TASK GOAL> Your task is to extract every line from the material below exactly.

***** EXERCISE INPUTS

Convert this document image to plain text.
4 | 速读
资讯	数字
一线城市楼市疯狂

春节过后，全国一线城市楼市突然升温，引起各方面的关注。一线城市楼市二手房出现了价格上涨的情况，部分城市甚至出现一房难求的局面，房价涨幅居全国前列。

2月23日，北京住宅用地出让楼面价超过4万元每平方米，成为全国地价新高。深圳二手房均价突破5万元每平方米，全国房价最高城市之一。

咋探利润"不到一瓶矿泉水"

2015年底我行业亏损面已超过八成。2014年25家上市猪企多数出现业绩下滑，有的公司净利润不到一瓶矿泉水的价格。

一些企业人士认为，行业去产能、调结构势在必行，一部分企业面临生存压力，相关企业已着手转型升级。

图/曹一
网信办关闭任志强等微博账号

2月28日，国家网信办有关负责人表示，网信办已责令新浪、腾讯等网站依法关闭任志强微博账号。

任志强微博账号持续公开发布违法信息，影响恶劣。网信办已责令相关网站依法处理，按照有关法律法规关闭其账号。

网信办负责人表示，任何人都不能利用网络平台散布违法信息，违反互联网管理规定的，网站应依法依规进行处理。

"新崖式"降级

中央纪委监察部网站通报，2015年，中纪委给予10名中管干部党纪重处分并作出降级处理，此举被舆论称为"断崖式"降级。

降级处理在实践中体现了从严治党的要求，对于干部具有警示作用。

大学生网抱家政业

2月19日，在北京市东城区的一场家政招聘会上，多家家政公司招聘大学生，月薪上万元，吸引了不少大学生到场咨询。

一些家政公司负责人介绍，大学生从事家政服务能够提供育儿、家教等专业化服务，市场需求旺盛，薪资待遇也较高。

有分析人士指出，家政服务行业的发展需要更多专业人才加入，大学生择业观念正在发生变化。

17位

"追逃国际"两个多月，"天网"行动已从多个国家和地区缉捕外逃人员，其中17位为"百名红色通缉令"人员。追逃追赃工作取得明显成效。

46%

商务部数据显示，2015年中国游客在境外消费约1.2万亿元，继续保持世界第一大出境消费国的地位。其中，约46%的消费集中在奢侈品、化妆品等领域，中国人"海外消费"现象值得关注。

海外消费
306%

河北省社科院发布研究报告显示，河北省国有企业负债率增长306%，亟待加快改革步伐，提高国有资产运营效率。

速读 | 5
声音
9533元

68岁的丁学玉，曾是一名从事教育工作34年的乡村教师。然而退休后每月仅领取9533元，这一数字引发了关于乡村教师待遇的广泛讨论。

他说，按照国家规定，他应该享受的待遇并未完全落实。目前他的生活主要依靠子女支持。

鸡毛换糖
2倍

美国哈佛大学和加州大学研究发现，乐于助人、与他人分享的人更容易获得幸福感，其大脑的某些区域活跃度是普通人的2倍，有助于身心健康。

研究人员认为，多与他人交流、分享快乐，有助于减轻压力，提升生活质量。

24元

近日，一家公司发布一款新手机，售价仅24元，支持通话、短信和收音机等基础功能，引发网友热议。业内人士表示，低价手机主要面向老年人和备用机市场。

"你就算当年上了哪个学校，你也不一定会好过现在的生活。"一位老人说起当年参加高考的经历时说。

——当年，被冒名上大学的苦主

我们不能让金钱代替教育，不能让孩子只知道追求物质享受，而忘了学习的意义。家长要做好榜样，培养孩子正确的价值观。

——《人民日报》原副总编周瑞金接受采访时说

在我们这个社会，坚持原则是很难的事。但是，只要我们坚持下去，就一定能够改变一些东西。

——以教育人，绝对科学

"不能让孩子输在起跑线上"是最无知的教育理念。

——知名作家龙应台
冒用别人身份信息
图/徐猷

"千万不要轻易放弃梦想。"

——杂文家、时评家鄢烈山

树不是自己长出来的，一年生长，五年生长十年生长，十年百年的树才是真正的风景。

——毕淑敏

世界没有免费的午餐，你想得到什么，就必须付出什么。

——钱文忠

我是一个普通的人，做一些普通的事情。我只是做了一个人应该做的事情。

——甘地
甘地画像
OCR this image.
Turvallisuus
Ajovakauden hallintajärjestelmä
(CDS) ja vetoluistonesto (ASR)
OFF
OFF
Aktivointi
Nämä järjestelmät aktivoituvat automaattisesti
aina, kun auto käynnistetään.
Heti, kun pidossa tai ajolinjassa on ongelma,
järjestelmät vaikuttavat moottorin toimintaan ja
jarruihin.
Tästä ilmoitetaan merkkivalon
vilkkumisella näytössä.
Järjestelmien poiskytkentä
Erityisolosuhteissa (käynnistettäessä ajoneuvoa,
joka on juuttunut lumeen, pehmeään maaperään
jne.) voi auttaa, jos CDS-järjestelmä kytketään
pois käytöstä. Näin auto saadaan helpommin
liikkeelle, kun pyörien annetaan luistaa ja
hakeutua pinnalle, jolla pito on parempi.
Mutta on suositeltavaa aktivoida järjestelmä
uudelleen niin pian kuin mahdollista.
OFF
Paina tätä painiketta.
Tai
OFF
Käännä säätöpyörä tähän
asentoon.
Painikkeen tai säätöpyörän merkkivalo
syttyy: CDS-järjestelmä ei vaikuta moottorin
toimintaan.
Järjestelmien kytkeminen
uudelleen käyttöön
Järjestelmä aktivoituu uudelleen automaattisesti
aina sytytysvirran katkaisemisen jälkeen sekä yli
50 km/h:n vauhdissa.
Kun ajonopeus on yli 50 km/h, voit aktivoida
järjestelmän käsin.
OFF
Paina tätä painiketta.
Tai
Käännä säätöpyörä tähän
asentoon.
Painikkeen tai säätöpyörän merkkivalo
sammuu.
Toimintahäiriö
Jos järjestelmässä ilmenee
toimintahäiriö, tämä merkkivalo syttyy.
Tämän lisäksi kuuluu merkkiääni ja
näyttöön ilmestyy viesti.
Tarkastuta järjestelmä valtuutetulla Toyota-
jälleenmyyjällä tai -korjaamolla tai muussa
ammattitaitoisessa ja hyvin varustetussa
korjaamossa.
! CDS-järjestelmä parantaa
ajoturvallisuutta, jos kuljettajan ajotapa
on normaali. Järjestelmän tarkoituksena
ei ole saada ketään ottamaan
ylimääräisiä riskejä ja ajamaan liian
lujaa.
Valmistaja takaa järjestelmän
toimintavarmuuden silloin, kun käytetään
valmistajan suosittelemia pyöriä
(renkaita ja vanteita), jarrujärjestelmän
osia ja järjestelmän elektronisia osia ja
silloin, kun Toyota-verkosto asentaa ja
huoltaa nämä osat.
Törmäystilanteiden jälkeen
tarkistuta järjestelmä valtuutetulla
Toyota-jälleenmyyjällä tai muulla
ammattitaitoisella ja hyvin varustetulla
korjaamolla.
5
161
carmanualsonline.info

**********

EXERCISE ANSWER>
Convert this document image to plain text.
4 | 速读
资讯	数字
一线城市楼市疯狂

春节过后，全国一线城市楼市突然升温，引起各方面的关注。一线城市楼市二手房出现了价格上涨的情况，部分城市甚至出现一房难求的局面，房价涨幅居全国前列。

2月23日，北京住宅用地出让楼面价超过4万元每平方米，成为全国地价新高。深圳二手房均价突破5万元每平方米，全国房价最高城市之一。

咋探利润"不到一瓶矿泉水"

2015年底我行业亏损面已超过八成。2014年25家上市猪企多数出现业绩下滑，有的公司净利润不到一瓶矿泉水的价格。

一些企业人士认为，行业去产能、调结构势在必行，一部分企业面临生存压力，相关企业已着手转型升级。

图/曹一
网信办关闭任志强等微博账号

2月28日，国家网信办有关负责人表示，网信办已责令新浪、腾讯等网站依法关闭任志强微博账号。

任志强微博账号持续公开发布违法信息，影响恶劣。网信办已责令相关网站依法处理，按照有关法律法规关闭其账号。

网信办负责人表示，任何人都不能利用网络平台散布违法信息，违反互联网管理规定的，网站应依法依规进行处理。

"新崖式"降级

中央纪委监察部网站通报，2015年，中纪委给予10名中管干部党纪重处分并作出降级处理，此举被舆论称为"断崖式"降级。

降级处理在实践中体现了从严治党的要求，对于干部具有警示作用。

大学生网抱家政业

2月19日，在北京市东城区的一场家政招聘会上，多家家政公司招聘大学生，月薪上万元，吸引了不少大学生到场咨询。

一些家政公司负责人介绍，大学生从事家政服务能够提供育儿、家教等专业化服务，市场需求旺盛，薪资待遇也较高。

有分析人士指出，家政服务行业的发展需要更多专业人才加入，大学生择业观念正在发生变化。

17位

"追逃国际"两个多月，"天网"行动已从多个国家和地区缉捕外逃人员，其中17位为"百名红色通缉令"人员。追逃追赃工作取得明显成效。

46%

商务部数据显示，2015年中国游客在境外消费约1.2万亿元，继续保持世界第一大出境消费国的地位。其中，约46%的消费集中在奢侈品、化妆品等领域，中国人"海外消费"现象值得关注。

海外消费
306%

河北省社科院发布研究报告显示，河北省国有企业负债率增长306%，亟待加快改革步伐，提高国有资产运营效率。

速读 | 5
声音
9533元

68岁的丁学玉，曾是一名从事教育工作34年的乡村教师。然而退休后每月仅领取9533元，这一数字引发了关于乡村教师待遇的广泛讨论。

他说，按照国家规定，他应该享受的待遇并未完全落实。目前他的生活主要依靠子女支持。

鸡毛换糖
2倍

美国哈佛大学和加州大学研究发现，乐于助人、与他人分享的人更容易获得幸福感，其大脑的某些区域活跃度是普通人的2倍，有助于身心健康。

研究人员认为，多与他人交流、分享快乐，有助于减轻压力，提升生活质量。

24元

近日，一家公司发布一款新手机，售价仅24元，支持通话、短信和收音机等基础功能，引发网友热议。业内人士表示，低价手机主要面向老年人和备用机市场。

"你就算当年上了哪个学校，你也不一定会好过现在的生活。"一位老人说起当年参加高考的经历时说。

——当年，被冒名上大学的苦主

我们不能让金钱代替教育，不能让孩子只知道追求物质享受，而忘了学习的意义。家长要做好榜样，培养孩子正确的价值观。

——《人民日报》原副总编周瑞金接受采访时说

在我们这个社会，坚持原则是很难的事。但是，只要我们坚持下去，就一定能够改变一些东西。

——以教育人，绝对科学

"不能让孩子输在起跑线上"是最无知的教育理念。

——知名作家龙应台
冒用别人身份信息
图/徐猷

"千万不要轻易放弃梦想。"

——杂文家、时评家鄢烈山

树不是自己长出来的，一年生长，五年生长十年生长，十年百年的树才是真正的风景。

——毕淑敏

世界没有免费的午餐，你想得到什么，就必须付出什么。

——钱文忠

我是一个普通的人，做一些普通的事情。我只是做了一个人应该做的事情。

——甘地
甘地画像
OCR this image.
Turvallisuus
Ajovakauden hallintajärjestelmä
(CDS) ja vetoluistonesto (ASR)
OFF
OFF
Aktivointi
Nämä järjestelmät aktivoituvat automaattisesti
aina, kun auto käynnistetään.
Heti, kun pidossa tai ajolinjassa on ongelma,
järjestelmät vaikuttavat moottorin toimintaan ja
jarruihin.
Tästä ilmoitetaan merkkivalon
vilkkumisella näytössä.
Järjestelmien poiskytkentä
Erityisolosuhteissa (käynnistettäessä ajoneuvoa,
joka on juuttunut lumeen, pehmeään maaperään
jne.) voi auttaa, jos CDS-järjestelmä kytketään
pois käytöstä. Näin auto saadaan helpommin
liikkeelle, kun pyörien annetaan luistaa ja
hakeutua pinnalle, jolla pito on parempi.
Mutta on suositeltavaa aktivoida järjestelmä
uudelleen niin pian kuin mahdollista.
OFF
Paina tätä painiketta.
Tai
OFF
Käännä säätöpyörä tähän
asentoon.
Painikkeen tai säätöpyörän merkkivalo
syttyy: CDS-järjestelmä ei vaikuta moottorin
toimintaan.
Järjestelmien kytkeminen
uudelleen käyttöön
Järjestelmä aktivoituu uudelleen automaattisesti
aina sytytysvirran katkaisemisen jälkeen sekä yli
50 km/h:n vauhdissa.
Kun ajonopeus on yli 50 km/h, voit aktivoida
järjestelmän käsin.
OFF
Paina tätä painiketta.
Tai
Käännä säätöpyörä tähän
asentoon.
Painikkeen tai säätöpyörän merkkivalo
sammuu.
Toimintahäiriö
Jos järjestelmässä ilmenee
toimintahäiriö, tämä merkkivalo syttyy.
Tämän lisäksi kuuluu merkkiääni ja
näyttöön ilmestyy viesti.
Tarkastuta järjestelmä valtuutetulla Toyota-
jälleenmyyjällä tai -korjaamolla tai muussa
ammattitaitoisessa ja hyvin varustetussa
korjaamossa.
! CDS-järjestelmä parantaa
ajoturvallisuutta, jos kuljettajan ajotapa
on normaali. Järjestelmän tarkoituksena
ei ole saada ketään ottamaan
ylimääräisiä riskejä ja ajamaan liian
lujaa.
Valmistaja takaa järjestelmän
toimintavarmuuden silloin, kun käytetään
valmistajan suosittelemia pyöriä
(renkaita ja vanteita), jarrujärjestelmän
osia ja järjestelmän elektronisia osia ja
silloin, kun Toyota-verkosto asentaa ja
huoltaa nämä osat.
Törmäystilanteiden jälkeen
tarkistuta järjestelmä valtuutetulla
Toyota-jälleenmyyjällä tai muulla
ammattitaitoisella ja hyvin varustetulla
korjaamolla.
5
161
carmanualsonline.info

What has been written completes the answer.